WRITTEN TASK:
Your task is to repeat the listing exactly.

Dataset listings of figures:

------------

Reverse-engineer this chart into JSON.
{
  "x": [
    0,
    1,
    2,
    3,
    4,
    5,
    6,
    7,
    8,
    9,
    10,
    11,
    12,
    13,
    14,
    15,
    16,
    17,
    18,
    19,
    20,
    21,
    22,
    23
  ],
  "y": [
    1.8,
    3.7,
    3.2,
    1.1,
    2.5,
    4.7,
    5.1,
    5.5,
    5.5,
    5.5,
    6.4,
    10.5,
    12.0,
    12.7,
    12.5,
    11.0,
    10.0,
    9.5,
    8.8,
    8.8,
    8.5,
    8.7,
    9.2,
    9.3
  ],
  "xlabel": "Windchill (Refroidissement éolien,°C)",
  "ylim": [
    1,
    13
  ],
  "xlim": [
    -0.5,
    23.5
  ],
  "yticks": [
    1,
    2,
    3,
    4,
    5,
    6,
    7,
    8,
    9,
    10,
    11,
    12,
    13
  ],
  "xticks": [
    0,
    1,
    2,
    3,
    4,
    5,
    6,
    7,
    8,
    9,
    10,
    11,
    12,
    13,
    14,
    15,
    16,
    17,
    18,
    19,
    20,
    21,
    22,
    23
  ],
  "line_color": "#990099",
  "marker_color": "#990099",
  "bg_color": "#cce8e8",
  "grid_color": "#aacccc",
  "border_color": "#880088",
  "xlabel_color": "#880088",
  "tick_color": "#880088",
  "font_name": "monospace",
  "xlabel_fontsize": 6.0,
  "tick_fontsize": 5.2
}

------------

COMPLETE OUTPUT:
Reverse-engineer this chart into JSON.
{
  "x": [
    0,
    1,
    2,
    3,
    4,
    5,
    6,
    7,
    8,
    9,
    10,
    11,
    12,
    13,
    14,
    15,
    16,
    17,
    18,
    19,
    20,
    21,
    22,
    23
  ],
  "y": [
    1.8,
    3.7,
    3.2,
    1.1,
    2.5,
    4.7,
    5.1,
    5.5,
    5.5,
    5.5,
    6.4,
    10.5,
    12.0,
    12.7,
    12.5,
    11.0,
    10.0,
    9.5,
    8.8,
    8.8,
    8.5,
    8.7,
    9.2,
    9.3
  ],
  "xlabel": "Windchill (Refroidissement éolien,°C)",
  "ylim": [
    1,
    13
  ],
  "xlim": [
    -0.5,
    23.5
  ],
  "yticks": [
    1,
    2,
    3,
    4,
    5,
    6,
    7,
    8,
    9,
    10,
    11,
    12,
    13
  ],
  "xticks": [
    0,
    1,
    2,
    3,
    4,
    5,
    6,
    7,
    8,
    9,
    10,
    11,
    12,
    13,
    14,
    15,
    16,
    17,
    18,
    19,
    20,
    21,
    22,
    23
  ],
  "line_color": "#990099",
  "marker_color": "#990099",
  "bg_color": "#cce8e8",
  "grid_color": "#aacccc",
  "border_color": "#880088",
  "xlabel_color": "#880088",
  "tick_color": "#880088",
  "font_name": "monospace",
  "xlabel_fontsize": 6.0,
  "tick_fontsize": 5.2
}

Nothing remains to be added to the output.